--- start of Excerpted records ---
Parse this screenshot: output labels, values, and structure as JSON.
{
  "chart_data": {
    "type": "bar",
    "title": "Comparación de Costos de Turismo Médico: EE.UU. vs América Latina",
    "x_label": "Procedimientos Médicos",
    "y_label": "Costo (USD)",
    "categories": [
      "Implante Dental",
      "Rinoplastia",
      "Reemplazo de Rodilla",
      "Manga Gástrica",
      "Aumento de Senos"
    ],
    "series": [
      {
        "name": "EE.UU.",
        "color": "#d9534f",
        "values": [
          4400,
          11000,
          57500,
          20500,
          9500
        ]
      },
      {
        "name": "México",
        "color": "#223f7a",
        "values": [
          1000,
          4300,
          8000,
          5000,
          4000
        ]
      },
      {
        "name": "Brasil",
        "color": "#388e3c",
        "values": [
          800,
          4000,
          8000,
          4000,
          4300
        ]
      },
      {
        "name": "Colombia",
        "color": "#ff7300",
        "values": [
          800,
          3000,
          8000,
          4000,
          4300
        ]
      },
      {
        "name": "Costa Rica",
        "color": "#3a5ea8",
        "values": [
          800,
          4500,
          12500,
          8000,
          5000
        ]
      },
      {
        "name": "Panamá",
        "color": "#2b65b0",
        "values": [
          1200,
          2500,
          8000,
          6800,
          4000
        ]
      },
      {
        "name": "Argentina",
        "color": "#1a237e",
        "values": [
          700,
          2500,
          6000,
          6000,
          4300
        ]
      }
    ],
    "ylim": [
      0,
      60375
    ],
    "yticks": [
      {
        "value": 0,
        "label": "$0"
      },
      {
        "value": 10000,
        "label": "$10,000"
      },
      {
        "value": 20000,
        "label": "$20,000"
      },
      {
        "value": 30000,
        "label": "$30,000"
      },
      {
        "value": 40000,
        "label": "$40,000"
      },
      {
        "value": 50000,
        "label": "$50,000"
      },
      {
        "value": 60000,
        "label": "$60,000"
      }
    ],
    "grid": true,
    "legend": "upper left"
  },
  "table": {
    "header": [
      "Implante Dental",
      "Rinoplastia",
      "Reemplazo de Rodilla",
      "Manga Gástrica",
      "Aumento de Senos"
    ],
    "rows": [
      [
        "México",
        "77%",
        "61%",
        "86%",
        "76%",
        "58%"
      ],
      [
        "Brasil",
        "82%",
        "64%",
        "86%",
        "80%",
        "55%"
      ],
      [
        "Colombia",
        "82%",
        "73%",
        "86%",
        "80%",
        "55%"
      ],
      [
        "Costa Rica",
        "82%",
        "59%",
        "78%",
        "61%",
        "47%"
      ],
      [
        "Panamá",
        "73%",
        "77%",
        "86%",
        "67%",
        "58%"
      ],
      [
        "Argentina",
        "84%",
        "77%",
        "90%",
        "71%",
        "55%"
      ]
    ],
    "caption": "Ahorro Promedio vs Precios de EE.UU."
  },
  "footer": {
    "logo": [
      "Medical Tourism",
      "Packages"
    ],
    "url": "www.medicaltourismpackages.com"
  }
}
--- end of Excerpted records ---
▶ Written instruction
Output the records verbatim, from the first line to the last.

▶ Written answer
Parse this screenshot: output labels, values, and structure as JSON.
{
  "chart_data": {
    "type": "bar",
    "title": "Comparación de Costos de Turismo Médico: EE.UU. vs América Latina",
    "x_label": "Procedimientos Médicos",
    "y_label": "Costo (USD)",
    "categories": [
      "Implante Dental",
      "Rinoplastia",
      "Reemplazo de Rodilla",
      "Manga Gástrica",
      "Aumento de Senos"
    ],
    "series": [
      {
        "name": "EE.UU.",
        "color": "#d9534f",
        "values": [
          4400,
          11000,
          57500,
          20500,
          9500
        ]
      },
      {
        "name": "México",
        "color": "#223f7a",
        "values": [
          1000,
          4300,
          8000,
          5000,
          4000
        ]
      },
      {
        "name": "Brasil",
        "color": "#388e3c",
        "values": [
          800,
          4000,
          8000,
          4000,
          4300
        ]
      },
      {
        "name": "Colombia",
        "color": "#ff7300",
        "values": [
          800,
          3000,
          8000,
          4000,
          4300
        ]
      },
      {
        "name": "Costa Rica",
        "color": "#3a5ea8",
        "values": [
          800,
          4500,
          12500,
          8000,
          5000
        ]
      },
      {
        "name": "Panamá",
        "color": "#2b65b0",
        "values": [
          1200,
          2500,
          8000,
          6800,
          4000
        ]
      },
      {
        "name": "Argentina",
        "color": "#1a237e",
        "values": [
          700,
          2500,
          6000,
          6000,
          4300
        ]
      }
    ],
    "ylim": [
      0,
      60375
    ],
    "yticks": [
      {
        "value": 0,
        "label": "$0"
      },
      {
        "value": 10000,
        "label": "$10,000"
      },
      {
        "value": 20000,
        "label": "$20,000"
      },
      {
        "value": 30000,
        "label": "$30,000"
      },
      {
        "value": 40000,
        "label": "$40,000"
      },
      {
        "value": 50000,
        "label": "$50,000"
      },
      {
        "value": 60000,
        "label": "$60,000"
      }
    ],
    "grid": true,
    "legend": "upper left"
  },
  "table": {
    "header": [
      "Implante Dental",
      "Rinoplastia",
      "Reemplazo de Rodilla",
      "Manga Gástrica",
      "Aumento de Senos"
    ],
    "rows": [
      [
        "México",
        "77%",
        "61%",
        "86%",
        "76%",
        "58%"
      ],
      [
        "Brasil",
        "82%",
        "64%",
        "86%",
        "80%",
        "55%"
      ],
      [
        "Colombia",
        "82%",
        "73%",
        "86%",
        "80%",
        "55%"
      ],
      [
        "Costa Rica",
        "82%",
        "59%",
        "78%",
        "61%",
        "47%"
      ],
      [
        "Panamá",
        "73%",
        "77%",
        "86%",
        "67%",
        "58%"
      ],
      [
        "Argentina",
        "84%",
        "77%",
        "90%",
        "71%",
        "55%"
      ]
    ],
    "caption": "Ahorro Promedio vs Precios de EE.UU."
  },
  "footer": {
    "logo": [
      "Medical Tourism",
      "Packages"
    ],
    "url": "www.medicaltourismpackages.com"
  }
}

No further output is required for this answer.